:: Material for this exercise ::

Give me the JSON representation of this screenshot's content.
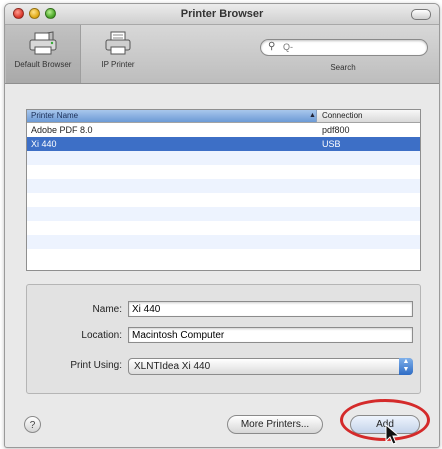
{
  "window": {
    "title": "Printer Browser"
  },
  "toolbar": {
    "default_browser_label": "Default Browser",
    "ip_printer_label": "IP Printer",
    "search_label": "Search",
    "search_placeholder": "Q-"
  },
  "printer_list": {
    "columns": [
      "Printer Name",
      "Connection"
    ],
    "rows": [
      {
        "name": "Adobe PDF 8.0",
        "connection": "pdf800"
      },
      {
        "name": "Xi 440",
        "connection": "USB"
      }
    ],
    "selected_index": 1
  },
  "details": {
    "name_label": "Name:",
    "name_value": "Xi 440",
    "location_label": "Location:",
    "location_value": "Macintosh Computer",
    "print_using_label": "Print Using:",
    "print_using_value": "XLNTIdea Xi 440"
  },
  "buttons": {
    "help": "?",
    "more_printers": "More Printers...",
    "add": "Add"
  },
  "colors": {
    "selection": "#3d6fc6",
    "annotation_ring": "#d42a2a"
  }
}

:::

▸ To be done: Each line in the records above should be reproduced exactly; images are not copied.

▸ Solution to the problem:
Give me the JSON representation of this screenshot's content.
{
  "window": {
    "title": "Printer Browser"
  },
  "toolbar": {
    "default_browser_label": "Default Browser",
    "ip_printer_label": "IP Printer",
    "search_label": "Search",
    "search_placeholder": "Q-"
  },
  "printer_list": {
    "columns": [
      "Printer Name",
      "Connection"
    ],
    "rows": [
      {
        "name": "Adobe PDF 8.0",
        "connection": "pdf800"
      },
      {
        "name": "Xi 440",
        "connection": "USB"
      }
    ],
    "selected_index": 1
  },
  "details": {
    "name_label": "Name:",
    "name_value": "Xi 440",
    "location_label": "Location:",
    "location_value": "Macintosh Computer",
    "print_using_label": "Print Using:",
    "print_using_value": "XLNTIdea Xi 440"
  },
  "buttons": {
    "help": "?",
    "more_printers": "More Printers...",
    "add": "Add"
  },
  "colors": {
    "selection": "#3d6fc6",
    "annotation_ring": "#d42a2a"
  }
}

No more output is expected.